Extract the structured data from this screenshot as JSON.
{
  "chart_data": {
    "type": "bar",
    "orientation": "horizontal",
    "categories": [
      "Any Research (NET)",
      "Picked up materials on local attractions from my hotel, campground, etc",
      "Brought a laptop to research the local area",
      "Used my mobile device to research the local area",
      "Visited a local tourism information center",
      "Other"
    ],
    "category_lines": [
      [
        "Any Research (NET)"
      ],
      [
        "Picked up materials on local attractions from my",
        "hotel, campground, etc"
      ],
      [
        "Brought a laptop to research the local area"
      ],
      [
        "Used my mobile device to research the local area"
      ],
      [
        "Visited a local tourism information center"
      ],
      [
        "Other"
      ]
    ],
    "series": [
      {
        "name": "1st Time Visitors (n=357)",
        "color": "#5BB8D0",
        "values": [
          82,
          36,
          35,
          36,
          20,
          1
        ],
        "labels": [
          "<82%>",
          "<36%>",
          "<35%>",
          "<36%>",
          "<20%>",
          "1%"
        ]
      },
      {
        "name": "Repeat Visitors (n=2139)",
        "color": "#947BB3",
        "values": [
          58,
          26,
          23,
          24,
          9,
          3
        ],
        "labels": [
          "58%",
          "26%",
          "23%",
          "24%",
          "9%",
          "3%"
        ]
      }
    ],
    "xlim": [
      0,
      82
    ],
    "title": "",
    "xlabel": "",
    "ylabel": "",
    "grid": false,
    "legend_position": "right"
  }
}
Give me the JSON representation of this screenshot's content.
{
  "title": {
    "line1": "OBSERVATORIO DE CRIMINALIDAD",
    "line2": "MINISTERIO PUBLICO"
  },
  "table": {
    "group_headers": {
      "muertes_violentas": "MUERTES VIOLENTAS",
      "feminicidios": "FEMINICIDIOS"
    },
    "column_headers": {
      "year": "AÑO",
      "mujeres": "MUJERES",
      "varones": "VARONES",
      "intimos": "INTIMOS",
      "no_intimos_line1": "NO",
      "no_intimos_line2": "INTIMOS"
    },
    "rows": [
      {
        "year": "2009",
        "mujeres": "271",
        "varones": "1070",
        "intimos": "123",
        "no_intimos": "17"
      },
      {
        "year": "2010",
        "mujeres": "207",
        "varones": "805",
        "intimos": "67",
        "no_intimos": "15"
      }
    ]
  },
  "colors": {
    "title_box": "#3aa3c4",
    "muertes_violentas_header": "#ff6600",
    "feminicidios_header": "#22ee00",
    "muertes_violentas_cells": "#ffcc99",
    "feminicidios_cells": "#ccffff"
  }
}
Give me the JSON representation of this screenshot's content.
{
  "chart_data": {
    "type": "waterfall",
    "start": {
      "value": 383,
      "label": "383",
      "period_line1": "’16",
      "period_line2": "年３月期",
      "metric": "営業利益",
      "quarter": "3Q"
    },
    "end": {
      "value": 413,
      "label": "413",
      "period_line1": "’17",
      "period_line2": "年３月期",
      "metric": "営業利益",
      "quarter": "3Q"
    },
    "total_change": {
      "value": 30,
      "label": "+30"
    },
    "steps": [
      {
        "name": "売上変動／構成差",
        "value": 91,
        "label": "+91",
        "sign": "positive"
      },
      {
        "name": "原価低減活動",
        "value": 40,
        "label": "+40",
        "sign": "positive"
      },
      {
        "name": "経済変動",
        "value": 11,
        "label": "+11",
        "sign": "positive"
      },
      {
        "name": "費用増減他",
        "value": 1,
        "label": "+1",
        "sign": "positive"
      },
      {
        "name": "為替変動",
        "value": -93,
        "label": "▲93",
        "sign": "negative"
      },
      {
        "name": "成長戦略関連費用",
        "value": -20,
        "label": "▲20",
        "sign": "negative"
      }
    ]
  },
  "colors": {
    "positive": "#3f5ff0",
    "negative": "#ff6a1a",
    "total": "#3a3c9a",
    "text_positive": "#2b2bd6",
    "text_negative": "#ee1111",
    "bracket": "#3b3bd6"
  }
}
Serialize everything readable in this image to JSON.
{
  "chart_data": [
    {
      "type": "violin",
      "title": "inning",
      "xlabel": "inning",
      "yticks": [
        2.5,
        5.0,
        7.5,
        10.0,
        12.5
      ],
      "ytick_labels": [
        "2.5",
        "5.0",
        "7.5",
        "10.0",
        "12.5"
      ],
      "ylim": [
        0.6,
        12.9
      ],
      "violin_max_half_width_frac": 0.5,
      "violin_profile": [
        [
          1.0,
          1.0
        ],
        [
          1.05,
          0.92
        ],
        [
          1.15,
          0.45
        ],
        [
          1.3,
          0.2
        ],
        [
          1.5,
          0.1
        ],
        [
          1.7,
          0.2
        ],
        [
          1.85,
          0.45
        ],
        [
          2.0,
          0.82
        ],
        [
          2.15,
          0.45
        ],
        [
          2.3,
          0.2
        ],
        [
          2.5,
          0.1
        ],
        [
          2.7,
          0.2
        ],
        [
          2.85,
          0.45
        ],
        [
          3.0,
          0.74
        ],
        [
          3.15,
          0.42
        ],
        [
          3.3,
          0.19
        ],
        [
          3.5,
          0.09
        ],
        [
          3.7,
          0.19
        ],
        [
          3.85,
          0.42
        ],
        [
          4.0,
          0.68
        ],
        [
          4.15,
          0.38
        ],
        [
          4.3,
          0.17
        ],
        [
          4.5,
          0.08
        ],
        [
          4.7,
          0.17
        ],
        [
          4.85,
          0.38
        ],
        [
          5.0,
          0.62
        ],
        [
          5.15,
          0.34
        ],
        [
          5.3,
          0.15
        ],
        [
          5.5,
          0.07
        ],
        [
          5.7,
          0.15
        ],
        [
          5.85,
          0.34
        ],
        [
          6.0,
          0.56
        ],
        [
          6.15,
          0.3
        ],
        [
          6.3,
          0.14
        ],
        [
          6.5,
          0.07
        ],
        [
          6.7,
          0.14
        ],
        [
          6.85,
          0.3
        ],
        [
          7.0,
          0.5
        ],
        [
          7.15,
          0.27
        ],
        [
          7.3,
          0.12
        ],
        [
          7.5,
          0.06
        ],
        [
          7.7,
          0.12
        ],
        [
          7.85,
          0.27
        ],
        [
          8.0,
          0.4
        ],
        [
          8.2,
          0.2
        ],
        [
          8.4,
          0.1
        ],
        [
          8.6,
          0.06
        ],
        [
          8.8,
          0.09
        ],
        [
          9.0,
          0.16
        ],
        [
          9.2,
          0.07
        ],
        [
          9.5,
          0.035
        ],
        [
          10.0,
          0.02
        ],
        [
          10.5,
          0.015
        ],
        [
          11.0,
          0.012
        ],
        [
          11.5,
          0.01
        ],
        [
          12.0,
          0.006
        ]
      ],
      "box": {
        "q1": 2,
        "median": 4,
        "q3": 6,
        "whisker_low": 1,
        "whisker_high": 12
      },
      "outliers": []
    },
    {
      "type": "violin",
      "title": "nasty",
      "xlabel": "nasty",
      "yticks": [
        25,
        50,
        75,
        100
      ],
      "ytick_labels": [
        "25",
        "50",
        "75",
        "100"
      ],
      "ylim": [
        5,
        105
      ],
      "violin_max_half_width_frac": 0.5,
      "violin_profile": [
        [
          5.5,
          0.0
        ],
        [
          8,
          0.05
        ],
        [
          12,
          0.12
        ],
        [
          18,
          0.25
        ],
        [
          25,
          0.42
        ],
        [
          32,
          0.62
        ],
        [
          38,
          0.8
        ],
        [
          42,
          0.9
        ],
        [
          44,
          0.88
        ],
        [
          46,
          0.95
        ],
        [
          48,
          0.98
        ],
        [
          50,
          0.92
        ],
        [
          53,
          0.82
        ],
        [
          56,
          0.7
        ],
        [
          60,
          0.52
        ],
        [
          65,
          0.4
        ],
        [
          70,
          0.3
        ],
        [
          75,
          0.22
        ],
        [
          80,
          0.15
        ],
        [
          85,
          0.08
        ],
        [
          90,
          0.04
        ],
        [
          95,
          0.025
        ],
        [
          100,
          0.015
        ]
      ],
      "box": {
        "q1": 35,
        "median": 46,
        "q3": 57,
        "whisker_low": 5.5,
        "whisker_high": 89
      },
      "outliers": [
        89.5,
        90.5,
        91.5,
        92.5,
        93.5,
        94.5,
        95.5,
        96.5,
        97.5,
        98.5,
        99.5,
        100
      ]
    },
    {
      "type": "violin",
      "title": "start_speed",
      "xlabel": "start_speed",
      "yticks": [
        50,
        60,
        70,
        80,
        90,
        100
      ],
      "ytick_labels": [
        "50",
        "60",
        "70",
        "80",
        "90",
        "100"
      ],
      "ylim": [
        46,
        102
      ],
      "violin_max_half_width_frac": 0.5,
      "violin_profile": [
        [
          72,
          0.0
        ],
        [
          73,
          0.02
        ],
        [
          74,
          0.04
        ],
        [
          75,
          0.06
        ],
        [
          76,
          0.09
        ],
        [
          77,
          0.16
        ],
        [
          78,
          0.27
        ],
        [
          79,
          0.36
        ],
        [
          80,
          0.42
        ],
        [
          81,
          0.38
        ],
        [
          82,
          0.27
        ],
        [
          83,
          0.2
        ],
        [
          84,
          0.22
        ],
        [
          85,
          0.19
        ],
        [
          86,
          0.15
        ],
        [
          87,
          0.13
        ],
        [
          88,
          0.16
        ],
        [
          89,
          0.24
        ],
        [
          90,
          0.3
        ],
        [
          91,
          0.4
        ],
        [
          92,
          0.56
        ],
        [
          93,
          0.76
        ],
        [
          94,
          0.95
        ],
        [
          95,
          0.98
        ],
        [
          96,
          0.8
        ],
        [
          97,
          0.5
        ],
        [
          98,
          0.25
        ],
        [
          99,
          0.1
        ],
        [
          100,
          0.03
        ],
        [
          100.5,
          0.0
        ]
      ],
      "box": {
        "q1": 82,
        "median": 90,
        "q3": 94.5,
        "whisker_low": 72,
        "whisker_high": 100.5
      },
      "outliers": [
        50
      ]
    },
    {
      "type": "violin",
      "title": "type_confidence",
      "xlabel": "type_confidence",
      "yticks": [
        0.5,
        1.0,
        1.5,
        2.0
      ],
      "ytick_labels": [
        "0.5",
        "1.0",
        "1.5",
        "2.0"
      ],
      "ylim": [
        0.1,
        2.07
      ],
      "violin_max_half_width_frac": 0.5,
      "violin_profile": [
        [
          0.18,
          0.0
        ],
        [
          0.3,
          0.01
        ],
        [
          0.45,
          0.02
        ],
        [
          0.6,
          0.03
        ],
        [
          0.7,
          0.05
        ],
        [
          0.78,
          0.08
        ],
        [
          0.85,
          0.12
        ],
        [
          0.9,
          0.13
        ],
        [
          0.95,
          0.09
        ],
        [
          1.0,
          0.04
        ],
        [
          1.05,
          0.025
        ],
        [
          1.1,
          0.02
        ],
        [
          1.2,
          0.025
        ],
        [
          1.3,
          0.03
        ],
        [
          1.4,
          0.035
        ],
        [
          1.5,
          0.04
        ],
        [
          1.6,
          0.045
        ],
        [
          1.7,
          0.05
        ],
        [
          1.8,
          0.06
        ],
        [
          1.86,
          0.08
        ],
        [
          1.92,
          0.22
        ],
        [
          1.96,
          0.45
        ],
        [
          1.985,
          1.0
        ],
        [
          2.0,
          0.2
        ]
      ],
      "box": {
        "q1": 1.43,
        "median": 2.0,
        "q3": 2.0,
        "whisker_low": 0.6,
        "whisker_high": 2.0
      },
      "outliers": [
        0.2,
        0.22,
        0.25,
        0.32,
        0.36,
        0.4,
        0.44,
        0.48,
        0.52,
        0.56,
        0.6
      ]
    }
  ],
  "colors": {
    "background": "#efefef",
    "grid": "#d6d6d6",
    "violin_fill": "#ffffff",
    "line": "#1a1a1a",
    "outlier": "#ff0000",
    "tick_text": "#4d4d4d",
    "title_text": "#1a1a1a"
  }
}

◆ Short exercise:
Using the records above, copy each line that contains "mujeres".

◆ Task result:
      "mujeres": "MUJERES",
        "mujeres": "271",
        "mujeres": "207",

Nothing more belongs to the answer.